### EXERCISE GOAL
Gather all lines in the entries that include the word "this".

[Start RECORDS FOR PROCESSING]

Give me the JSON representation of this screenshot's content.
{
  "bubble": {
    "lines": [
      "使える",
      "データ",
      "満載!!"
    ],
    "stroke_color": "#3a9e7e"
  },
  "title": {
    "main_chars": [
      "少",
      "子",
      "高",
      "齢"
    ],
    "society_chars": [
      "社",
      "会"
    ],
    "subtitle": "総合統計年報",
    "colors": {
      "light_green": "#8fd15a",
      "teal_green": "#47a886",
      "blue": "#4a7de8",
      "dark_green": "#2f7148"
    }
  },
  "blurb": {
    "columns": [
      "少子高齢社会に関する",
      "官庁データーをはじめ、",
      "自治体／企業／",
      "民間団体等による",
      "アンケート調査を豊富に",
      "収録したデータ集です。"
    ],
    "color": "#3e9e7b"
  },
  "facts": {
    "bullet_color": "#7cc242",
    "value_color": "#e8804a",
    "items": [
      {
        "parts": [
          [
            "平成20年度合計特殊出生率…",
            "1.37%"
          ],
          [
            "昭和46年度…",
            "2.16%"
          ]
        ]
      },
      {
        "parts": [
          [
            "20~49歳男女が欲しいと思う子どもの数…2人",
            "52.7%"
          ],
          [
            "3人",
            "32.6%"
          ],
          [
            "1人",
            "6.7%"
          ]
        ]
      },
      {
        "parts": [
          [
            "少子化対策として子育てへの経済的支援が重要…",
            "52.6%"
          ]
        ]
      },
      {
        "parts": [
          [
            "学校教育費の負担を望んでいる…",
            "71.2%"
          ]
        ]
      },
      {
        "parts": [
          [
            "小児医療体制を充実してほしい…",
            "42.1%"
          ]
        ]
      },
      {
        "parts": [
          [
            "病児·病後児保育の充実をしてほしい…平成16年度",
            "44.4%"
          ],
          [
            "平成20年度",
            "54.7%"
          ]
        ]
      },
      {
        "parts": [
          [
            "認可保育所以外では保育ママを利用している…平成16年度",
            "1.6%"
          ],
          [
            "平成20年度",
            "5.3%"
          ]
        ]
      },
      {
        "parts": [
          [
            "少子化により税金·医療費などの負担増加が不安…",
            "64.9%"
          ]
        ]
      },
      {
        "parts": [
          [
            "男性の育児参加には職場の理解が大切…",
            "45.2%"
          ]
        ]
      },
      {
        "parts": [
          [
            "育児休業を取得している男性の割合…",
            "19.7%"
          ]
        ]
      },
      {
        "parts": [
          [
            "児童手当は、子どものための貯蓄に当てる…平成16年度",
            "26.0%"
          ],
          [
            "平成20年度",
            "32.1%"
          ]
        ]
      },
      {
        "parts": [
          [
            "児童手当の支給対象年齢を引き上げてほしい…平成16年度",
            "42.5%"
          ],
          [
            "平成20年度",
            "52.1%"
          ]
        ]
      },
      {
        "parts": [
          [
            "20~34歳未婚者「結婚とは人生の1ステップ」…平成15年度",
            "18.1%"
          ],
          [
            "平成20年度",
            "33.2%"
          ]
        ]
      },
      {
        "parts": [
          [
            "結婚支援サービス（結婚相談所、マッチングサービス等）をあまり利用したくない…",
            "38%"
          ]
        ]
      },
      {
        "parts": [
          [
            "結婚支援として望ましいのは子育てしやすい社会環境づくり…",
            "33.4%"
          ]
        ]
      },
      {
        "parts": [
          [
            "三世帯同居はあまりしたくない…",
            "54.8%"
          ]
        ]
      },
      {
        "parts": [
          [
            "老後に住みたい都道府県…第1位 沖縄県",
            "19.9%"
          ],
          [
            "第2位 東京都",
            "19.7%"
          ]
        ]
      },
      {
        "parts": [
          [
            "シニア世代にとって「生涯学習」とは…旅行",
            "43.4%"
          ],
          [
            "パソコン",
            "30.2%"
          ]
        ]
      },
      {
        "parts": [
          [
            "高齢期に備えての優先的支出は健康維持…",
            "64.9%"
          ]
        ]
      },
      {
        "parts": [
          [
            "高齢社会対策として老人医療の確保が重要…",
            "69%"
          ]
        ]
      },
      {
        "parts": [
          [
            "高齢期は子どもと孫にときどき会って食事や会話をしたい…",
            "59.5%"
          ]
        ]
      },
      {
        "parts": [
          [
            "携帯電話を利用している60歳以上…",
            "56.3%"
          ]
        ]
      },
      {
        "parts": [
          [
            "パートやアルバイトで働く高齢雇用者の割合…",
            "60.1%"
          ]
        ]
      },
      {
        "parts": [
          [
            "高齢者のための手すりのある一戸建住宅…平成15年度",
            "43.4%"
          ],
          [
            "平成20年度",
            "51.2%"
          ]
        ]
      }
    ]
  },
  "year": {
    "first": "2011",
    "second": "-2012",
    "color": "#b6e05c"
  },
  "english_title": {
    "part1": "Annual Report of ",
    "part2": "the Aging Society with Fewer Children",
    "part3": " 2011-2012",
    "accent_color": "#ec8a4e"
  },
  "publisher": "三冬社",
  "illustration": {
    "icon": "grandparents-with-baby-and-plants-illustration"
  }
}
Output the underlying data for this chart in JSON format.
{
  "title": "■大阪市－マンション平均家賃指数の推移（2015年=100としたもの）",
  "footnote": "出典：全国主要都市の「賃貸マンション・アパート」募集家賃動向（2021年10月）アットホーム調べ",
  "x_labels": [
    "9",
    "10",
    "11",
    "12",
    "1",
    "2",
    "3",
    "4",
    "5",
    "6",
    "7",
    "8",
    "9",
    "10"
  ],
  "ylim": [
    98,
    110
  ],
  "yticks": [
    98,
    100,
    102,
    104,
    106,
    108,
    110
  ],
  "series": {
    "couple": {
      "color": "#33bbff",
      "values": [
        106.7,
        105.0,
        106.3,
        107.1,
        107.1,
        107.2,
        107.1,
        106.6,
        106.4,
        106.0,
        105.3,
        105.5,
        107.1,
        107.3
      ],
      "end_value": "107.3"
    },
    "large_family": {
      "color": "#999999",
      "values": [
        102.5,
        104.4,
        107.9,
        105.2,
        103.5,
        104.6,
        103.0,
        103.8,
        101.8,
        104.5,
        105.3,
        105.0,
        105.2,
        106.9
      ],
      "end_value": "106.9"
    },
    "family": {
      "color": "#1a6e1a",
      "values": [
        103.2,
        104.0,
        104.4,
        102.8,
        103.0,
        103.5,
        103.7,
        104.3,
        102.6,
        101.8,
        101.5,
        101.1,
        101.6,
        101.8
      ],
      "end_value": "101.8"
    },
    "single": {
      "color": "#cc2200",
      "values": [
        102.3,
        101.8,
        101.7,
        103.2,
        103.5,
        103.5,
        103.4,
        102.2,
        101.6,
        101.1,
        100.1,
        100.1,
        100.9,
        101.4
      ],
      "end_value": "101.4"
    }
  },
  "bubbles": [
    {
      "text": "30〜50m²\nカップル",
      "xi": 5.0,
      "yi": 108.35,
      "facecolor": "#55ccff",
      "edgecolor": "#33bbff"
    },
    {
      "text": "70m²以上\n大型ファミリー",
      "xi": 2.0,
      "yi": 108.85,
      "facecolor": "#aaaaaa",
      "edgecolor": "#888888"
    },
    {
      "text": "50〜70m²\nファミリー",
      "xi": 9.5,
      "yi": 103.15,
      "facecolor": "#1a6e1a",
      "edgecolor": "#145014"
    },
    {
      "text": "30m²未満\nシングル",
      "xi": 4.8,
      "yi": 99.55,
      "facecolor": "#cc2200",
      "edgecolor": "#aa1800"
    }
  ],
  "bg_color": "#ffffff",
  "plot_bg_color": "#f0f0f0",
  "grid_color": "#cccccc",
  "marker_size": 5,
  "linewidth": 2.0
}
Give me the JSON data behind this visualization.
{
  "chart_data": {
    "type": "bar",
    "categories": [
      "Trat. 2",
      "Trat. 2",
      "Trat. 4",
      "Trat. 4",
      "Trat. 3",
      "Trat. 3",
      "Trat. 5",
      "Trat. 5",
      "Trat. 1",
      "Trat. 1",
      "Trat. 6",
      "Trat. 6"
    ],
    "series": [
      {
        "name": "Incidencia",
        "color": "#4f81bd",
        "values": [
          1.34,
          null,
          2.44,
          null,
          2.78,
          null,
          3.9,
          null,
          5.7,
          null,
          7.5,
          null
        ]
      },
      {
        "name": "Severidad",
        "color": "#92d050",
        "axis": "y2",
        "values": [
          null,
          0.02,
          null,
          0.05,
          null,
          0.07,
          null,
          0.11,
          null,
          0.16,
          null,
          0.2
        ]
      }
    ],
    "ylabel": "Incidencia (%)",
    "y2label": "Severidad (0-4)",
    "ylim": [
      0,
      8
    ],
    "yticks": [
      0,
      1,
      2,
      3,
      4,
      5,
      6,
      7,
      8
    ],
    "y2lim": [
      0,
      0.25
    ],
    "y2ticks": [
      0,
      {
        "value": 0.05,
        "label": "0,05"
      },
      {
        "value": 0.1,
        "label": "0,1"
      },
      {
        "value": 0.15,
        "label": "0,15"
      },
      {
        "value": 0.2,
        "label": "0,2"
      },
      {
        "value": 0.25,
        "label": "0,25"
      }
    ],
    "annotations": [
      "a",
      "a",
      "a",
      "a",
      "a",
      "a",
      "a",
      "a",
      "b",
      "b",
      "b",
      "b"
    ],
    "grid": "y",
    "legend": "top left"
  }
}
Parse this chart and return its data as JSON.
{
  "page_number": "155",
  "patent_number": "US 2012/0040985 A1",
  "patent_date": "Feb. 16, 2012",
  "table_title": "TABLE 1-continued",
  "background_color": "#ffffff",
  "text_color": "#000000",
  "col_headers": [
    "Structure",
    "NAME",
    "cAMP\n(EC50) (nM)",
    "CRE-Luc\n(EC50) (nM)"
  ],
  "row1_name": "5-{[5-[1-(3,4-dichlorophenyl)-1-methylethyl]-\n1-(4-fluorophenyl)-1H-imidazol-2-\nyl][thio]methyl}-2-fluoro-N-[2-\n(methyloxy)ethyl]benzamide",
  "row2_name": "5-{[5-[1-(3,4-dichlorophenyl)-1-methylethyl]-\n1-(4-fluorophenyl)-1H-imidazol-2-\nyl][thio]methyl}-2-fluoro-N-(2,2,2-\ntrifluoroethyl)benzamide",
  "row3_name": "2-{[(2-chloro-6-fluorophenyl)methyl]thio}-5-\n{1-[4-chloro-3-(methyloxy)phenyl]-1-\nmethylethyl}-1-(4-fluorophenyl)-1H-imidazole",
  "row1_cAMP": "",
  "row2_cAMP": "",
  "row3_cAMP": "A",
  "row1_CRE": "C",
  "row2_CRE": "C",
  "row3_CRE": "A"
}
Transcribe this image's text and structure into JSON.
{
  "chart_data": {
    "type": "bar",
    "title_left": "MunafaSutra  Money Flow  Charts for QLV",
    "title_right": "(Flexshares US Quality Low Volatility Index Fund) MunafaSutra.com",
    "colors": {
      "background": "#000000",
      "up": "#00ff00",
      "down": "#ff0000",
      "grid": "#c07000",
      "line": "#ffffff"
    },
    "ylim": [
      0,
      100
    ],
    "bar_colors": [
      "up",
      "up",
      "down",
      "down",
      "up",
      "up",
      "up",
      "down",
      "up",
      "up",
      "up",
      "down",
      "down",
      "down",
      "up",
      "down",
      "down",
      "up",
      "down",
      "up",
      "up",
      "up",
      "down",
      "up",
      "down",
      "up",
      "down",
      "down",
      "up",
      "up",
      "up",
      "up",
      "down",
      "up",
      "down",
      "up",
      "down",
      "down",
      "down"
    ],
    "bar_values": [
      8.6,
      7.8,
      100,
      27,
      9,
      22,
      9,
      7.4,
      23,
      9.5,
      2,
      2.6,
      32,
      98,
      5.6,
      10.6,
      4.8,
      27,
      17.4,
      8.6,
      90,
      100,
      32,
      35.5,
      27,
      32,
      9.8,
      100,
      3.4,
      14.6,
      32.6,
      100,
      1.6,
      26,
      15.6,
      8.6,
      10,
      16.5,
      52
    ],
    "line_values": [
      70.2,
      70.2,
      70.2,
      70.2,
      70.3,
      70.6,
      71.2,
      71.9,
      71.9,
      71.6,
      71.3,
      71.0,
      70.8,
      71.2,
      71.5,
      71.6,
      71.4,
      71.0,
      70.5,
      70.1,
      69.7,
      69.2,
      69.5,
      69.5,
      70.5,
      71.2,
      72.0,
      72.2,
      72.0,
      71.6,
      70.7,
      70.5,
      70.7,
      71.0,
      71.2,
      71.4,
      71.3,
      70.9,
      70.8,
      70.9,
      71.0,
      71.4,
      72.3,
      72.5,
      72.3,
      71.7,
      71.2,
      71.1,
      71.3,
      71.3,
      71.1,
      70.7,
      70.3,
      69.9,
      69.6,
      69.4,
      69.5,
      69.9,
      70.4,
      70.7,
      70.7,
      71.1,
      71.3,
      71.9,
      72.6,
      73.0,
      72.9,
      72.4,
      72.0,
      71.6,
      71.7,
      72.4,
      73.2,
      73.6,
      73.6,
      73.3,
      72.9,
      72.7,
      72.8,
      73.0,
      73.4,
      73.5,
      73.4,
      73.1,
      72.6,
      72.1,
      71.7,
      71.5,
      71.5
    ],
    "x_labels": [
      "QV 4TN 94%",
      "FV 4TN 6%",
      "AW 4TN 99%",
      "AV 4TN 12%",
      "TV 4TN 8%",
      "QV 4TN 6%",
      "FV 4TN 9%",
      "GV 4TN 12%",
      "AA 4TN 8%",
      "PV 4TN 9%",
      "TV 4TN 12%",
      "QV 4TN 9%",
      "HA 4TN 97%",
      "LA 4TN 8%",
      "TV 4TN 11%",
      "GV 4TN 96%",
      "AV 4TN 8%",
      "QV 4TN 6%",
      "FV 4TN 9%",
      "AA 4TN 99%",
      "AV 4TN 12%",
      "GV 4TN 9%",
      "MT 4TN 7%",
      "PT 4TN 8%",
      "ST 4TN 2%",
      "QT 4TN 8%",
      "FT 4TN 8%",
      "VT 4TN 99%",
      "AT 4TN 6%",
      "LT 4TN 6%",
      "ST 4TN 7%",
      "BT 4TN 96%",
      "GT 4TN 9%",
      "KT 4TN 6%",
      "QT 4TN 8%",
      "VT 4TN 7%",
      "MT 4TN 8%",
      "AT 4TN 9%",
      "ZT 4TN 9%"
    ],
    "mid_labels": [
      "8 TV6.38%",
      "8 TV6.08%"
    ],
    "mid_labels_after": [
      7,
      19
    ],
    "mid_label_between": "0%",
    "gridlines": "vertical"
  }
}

[End RECORDS FOR PROCESSING]

### EXERCISE RESULT
Give me the JSON representation of this screenshot's content.
Output the underlying data for this chart in JSON format.
Give me the JSON data behind this visualization.
Parse this chart and return its data as JSON.
Transcribe this image's text and structure into JSON.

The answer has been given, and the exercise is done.